Return each line of the records holding the string "text".

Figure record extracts

— START —

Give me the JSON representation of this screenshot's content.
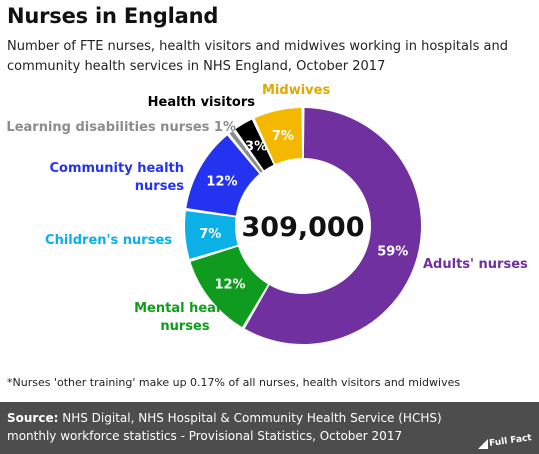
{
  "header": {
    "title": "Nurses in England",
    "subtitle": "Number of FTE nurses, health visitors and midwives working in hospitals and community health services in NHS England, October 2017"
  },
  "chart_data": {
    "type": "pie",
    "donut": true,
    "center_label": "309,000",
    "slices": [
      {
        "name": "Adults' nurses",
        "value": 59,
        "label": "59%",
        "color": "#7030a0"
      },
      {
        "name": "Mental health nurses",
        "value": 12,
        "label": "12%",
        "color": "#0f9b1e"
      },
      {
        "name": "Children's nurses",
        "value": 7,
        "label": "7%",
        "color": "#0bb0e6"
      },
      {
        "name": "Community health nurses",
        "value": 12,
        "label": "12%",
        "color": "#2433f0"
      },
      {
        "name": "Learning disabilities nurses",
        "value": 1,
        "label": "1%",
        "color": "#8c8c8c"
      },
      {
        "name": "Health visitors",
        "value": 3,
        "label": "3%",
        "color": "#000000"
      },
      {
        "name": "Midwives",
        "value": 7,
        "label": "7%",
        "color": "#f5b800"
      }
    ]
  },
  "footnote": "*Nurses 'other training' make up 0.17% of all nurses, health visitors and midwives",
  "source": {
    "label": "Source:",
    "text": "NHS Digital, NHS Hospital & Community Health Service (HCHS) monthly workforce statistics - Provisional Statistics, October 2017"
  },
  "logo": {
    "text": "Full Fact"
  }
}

— END —
— START —

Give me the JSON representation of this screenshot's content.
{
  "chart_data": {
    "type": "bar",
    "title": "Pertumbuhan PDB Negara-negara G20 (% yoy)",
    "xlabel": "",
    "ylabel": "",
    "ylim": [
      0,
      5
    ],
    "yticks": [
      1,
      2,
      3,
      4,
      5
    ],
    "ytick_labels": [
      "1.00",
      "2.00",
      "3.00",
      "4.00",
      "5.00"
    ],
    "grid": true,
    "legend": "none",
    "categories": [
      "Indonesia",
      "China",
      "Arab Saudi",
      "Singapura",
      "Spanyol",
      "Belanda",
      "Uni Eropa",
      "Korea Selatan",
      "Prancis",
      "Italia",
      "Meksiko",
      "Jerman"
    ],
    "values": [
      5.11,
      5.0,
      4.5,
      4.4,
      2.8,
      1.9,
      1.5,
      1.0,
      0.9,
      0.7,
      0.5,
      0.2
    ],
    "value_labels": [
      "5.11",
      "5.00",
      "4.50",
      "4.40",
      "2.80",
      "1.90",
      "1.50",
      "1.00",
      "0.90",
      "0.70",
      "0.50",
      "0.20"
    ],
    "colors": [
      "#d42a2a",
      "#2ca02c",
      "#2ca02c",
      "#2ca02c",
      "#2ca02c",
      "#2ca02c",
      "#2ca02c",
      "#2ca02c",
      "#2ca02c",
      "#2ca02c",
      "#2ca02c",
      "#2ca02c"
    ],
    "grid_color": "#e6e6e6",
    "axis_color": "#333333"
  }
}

— END —

> **Task answer**:
    "text": "NHS Digital, NHS Hospital & Community Health Service (HCHS) monthly workforce statistics - Provisional Statistics, October 2017"
    "text": "Full Fact"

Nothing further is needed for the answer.